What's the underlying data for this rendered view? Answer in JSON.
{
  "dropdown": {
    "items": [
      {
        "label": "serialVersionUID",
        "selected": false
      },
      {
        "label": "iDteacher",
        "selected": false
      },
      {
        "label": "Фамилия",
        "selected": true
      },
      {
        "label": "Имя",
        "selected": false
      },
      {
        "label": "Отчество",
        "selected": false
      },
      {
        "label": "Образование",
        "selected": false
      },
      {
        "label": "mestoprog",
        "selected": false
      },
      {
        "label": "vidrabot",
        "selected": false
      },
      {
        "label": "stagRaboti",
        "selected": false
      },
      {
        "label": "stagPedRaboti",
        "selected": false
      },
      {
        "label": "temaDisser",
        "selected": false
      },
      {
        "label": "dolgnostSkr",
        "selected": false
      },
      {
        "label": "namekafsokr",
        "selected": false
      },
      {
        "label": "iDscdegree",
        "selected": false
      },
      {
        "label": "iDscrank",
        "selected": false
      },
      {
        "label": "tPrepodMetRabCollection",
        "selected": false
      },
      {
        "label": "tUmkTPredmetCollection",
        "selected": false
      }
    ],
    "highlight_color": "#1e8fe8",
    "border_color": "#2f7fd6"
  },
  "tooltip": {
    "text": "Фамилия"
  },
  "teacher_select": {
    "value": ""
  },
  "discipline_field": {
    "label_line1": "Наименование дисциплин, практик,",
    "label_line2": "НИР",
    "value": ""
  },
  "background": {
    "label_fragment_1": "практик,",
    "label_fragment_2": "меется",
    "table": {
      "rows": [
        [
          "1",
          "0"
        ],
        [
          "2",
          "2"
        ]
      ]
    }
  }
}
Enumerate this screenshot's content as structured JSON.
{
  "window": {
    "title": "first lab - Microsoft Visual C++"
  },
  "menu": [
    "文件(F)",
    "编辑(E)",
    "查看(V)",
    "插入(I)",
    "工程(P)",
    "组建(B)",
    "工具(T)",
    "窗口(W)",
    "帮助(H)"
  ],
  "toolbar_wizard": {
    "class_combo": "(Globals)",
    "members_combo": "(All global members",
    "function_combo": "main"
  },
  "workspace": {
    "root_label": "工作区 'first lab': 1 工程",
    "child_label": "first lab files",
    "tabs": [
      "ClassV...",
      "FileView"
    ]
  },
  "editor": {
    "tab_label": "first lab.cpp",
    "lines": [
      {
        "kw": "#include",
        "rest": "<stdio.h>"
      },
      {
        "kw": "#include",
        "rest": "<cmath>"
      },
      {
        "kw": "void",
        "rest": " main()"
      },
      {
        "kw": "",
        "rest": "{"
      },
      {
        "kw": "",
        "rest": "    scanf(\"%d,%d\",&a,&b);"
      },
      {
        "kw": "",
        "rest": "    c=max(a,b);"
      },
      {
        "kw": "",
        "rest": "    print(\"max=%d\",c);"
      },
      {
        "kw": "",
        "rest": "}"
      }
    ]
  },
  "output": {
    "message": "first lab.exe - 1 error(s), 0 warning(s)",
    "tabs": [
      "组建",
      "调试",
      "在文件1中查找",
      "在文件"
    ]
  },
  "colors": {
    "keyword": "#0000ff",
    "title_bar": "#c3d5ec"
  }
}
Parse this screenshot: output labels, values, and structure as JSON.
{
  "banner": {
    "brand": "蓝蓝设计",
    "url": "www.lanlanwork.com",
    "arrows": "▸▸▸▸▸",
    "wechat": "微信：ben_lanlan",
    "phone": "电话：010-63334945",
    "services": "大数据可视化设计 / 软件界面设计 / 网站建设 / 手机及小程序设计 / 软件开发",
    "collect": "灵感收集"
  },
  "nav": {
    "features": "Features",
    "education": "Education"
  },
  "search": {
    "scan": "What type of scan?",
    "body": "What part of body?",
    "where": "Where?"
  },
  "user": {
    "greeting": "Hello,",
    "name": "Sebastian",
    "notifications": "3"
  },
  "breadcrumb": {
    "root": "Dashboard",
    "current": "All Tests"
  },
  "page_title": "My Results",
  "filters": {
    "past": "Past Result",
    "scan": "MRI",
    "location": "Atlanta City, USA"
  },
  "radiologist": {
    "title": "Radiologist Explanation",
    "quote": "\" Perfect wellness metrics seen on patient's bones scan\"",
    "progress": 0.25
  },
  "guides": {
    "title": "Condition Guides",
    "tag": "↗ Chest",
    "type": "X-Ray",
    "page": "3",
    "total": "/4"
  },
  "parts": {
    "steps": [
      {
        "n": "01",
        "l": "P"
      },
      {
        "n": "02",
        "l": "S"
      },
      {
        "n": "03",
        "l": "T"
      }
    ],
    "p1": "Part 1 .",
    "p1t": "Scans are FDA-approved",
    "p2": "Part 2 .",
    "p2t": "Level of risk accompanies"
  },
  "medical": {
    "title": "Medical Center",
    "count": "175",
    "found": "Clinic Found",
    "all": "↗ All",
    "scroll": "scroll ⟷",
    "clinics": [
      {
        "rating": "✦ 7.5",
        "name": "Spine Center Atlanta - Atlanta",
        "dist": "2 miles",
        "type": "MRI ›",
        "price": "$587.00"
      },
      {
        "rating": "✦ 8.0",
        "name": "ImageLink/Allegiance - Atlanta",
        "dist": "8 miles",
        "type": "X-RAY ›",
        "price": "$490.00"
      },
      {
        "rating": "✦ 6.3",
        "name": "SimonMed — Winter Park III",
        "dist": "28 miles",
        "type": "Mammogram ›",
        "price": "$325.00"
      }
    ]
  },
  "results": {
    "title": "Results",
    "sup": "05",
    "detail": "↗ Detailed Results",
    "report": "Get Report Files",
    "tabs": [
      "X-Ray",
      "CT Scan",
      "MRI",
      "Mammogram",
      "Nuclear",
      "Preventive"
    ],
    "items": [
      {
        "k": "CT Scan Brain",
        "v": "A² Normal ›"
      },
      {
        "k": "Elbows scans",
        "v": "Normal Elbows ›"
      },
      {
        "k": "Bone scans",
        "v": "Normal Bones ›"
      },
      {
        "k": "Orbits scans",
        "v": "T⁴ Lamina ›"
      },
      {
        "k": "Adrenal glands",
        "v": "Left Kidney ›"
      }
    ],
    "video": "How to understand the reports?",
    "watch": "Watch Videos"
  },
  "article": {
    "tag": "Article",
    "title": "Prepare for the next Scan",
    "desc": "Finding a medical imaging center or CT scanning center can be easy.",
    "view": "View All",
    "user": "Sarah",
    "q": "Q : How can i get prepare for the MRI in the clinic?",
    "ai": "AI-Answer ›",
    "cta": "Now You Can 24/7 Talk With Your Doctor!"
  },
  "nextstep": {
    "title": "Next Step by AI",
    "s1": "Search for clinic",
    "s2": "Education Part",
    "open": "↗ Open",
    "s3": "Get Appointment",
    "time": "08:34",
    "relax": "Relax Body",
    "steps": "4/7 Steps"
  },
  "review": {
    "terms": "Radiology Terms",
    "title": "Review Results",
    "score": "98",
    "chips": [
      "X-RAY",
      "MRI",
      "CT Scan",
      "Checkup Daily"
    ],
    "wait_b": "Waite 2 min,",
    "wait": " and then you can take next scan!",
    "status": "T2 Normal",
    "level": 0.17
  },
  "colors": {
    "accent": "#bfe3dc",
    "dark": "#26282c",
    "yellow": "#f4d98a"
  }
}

§ **Required task**: Could you transcribe the records in full, exactly?

§ **In response**:
What's the underlying data for this rendered view? Answer in JSON.
{
  "dropdown": {
    "items": [
      {
        "label": "serialVersionUID",
        "selected": false
      },
      {
        "label": "iDteacher",
        "selected": false
      },
      {
        "label": "Фамилия",
        "selected": true
      },
      {
        "label": "Имя",
        "selected": false
      },
      {
        "label": "Отчество",
        "selected": false
      },
      {
        "label": "Образование",
        "selected": false
      },
      {
        "label": "mestoprog",
        "selected": false
      },
      {
        "label": "vidrabot",
        "selected": false
      },
      {
        "label": "stagRaboti",
        "selected": false
      },
      {
        "label": "stagPedRaboti",
        "selected": false
      },
      {
        "label": "temaDisser",
        "selected": false
      },
      {
        "label": "dolgnostSkr",
        "selected": false
      },
      {
        "label": "namekafsokr",
        "selected": false
      },
      {
        "label": "iDscdegree",
        "selected": false
      },
      {
        "label": "iDscrank",
        "selected": false
      },
      {
        "label": "tPrepodMetRabCollection",
        "selected": false
      },
      {
        "label": "tUmkTPredmetCollection",
        "selected": false
      }
    ],
    "highlight_color": "#1e8fe8",
    "border_color": "#2f7fd6"
  },
  "tooltip": {
    "text": "Фамилия"
  },
  "teacher_select": {
    "value": ""
  },
  "discipline_field": {
    "label_line1": "Наименование дисциплин, практик,",
    "label_line2": "НИР",
    "value": ""
  },
  "background": {
    "label_fragment_1": "практик,",
    "label_fragment_2": "меется",
    "table": {
      "rows": [
        [
          "1",
          "0"
        ],
        [
          "2",
          "2"
        ]
      ]
    }
  }
}
Enumerate this screenshot's content as structured JSON.
{
  "window": {
    "title": "first lab - Microsoft Visual C++"
  },
  "menu": [
    "文件(F)",
    "编辑(E)",
    "查看(V)",
    "插入(I)",
    "工程(P)",
    "组建(B)",
    "工具(T)",
    "窗口(W)",
    "帮助(H)"
  ],
  "toolbar_wizard": {
    "class_combo": "(Globals)",
    "members_combo": "(All global members",
    "function_combo": "main"
  },
  "workspace": {
    "root_label": "工作区 'first lab': 1 工程",
    "child_label": "first lab files",
    "tabs": [
      "ClassV...",
      "FileView"
    ]
  },
  "editor": {
    "tab_label": "first lab.cpp",
    "lines": [
      {
        "kw": "#include",
        "rest": "<stdio.h>"
      },
      {
        "kw": "#include",
        "rest": "<cmath>"
      },
      {
        "kw": "void",
        "rest": " main()"
      },
      {
        "kw": "",
        "rest": "{"
      },
      {
        "kw": "",
        "rest": "    scanf(\"%d,%d\",&a,&b);"
      },
      {
        "kw": "",
        "rest": "    c=max(a,b);"
      },
      {
        "kw": "",
        "rest": "    print(\"max=%d\",c);"
      },
      {
        "kw": "",
        "rest": "}"
      }
    ]
  },
  "output": {
    "message": "first lab.exe - 1 error(s), 0 warning(s)",
    "tabs": [
      "组建",
      "调试",
      "在文件1中查找",
      "在文件"
    ]
  },
  "colors": {
    "keyword": "#0000ff",
    "title_bar": "#c3d5ec"
  }
}
Parse this screenshot: output labels, values, and structure as JSON.
{
  "banner": {
    "brand": "蓝蓝设计",
    "url": "www.lanlanwork.com",
    "arrows": "▸▸▸▸▸",
    "wechat": "微信：ben_lanlan",
    "phone": "电话：010-63334945",
    "services": "大数据可视化设计 / 软件界面设计 / 网站建设 / 手机及小程序设计 / 软件开发",
    "collect": "灵感收集"
  },
  "nav": {
    "features": "Features",
    "education": "Education"
  },
  "search": {
    "scan": "What type of scan?",
    "body": "What part of body?",
    "where": "Where?"
  },
  "user": {
    "greeting": "Hello,",
    "name": "Sebastian",
    "notifications": "3"
  },
  "breadcrumb": {
    "root": "Dashboard",
    "current": "All Tests"
  },
  "page_title": "My Results",
  "filters": {
    "past": "Past Result",
    "scan": "MRI",
    "location": "Atlanta City, USA"
  },
  "radiologist": {
    "title": "Radiologist Explanation",
    "quote": "\" Perfect wellness metrics seen on patient's bones scan\"",
    "progress": 0.25
  },
  "guides": {
    "title": "Condition Guides",
    "tag": "↗ Chest",
    "type": "X-Ray",
    "page": "3",
    "total": "/4"
  },
  "parts": {
    "steps": [
      {
        "n": "01",
        "l": "P"
      },
      {
        "n": "02",
        "l": "S"
      },
      {
        "n": "03",
        "l": "T"
      }
    ],
    "p1": "Part 1 .",
    "p1t": "Scans are FDA-approved",
    "p2": "Part 2 .",
    "p2t": "Level of risk accompanies"
  },
  "medical": {
    "title": "Medical Center",
    "count": "175",
    "found": "Clinic Found",
    "all": "↗ All",
    "scroll": "scroll ⟷",
    "clinics": [
      {
        "rating": "✦ 7.5",
        "name": "Spine Center Atlanta - Atlanta",
        "dist": "2 miles",
        "type": "MRI ›",
        "price": "$587.00"
      },
      {
        "rating": "✦ 8.0",
        "name": "ImageLink/Allegiance - Atlanta",
        "dist": "8 miles",
        "type": "X-RAY ›",
        "price": "$490.00"
      },
      {
        "rating": "✦ 6.3",
        "name": "SimonMed — Winter Park III",
        "dist": "28 miles",
        "type": "Mammogram ›",
        "price": "$325.00"
      }
    ]
  },
  "results": {
    "title": "Results",
    "sup": "05",
    "detail": "↗ Detailed Results",
    "report": "Get Report Files",
    "tabs": [
      "X-Ray",
      "CT Scan",
      "MRI",
      "Mammogram",
      "Nuclear",
      "Preventive"
    ],
    "items": [
      {
        "k": "CT Scan Brain",
        "v": "A² Normal ›"
      },
      {
        "k": "Elbows scans",
        "v": "Normal Elbows ›"
      },
      {
        "k": "Bone scans",
        "v": "Normal Bones ›"
      },
      {
        "k": "Orbits scans",
        "v": "T⁴ Lamina ›"
      },
      {
        "k": "Adrenal glands",
        "v": "Left Kidney ›"
      }
    ],
    "video": "How to understand the reports?",
    "watch": "Watch Videos"
  },
  "article": {
    "tag": "Article",
    "title": "Prepare for the next Scan",
    "desc": "Finding a medical imaging center or CT scanning center can be easy.",
    "view": "View All",
    "user": "Sarah",
    "q": "Q : How can i get prepare for the MRI in the clinic?",
    "ai": "AI-Answer ›",
    "cta": "Now You Can 24/7 Talk With Your Doctor!"
  },
  "nextstep": {
    "title": "Next Step by AI",
    "s1": "Search for clinic",
    "s2": "Education Part",
    "open": "↗ Open",
    "s3": "Get Appointment",
    "time": "08:34",
    "relax": "Relax Body",
    "steps": "4/7 Steps"
  },
  "review": {
    "terms": "Radiology Terms",
    "title": "Review Results",
    "score": "98",
    "chips": [
      "X-RAY",
      "MRI",
      "CT Scan",
      "Checkup Daily"
    ],
    "wait_b": "Waite 2 min,",
    "wait": " and then you can take next scan!",
    "status": "T2 Normal",
    "level": 0.17
  },
  "colors": {
    "accent": "#bfe3dc",
    "dark": "#26282c",
    "yellow": "#f4d98a"
  }
}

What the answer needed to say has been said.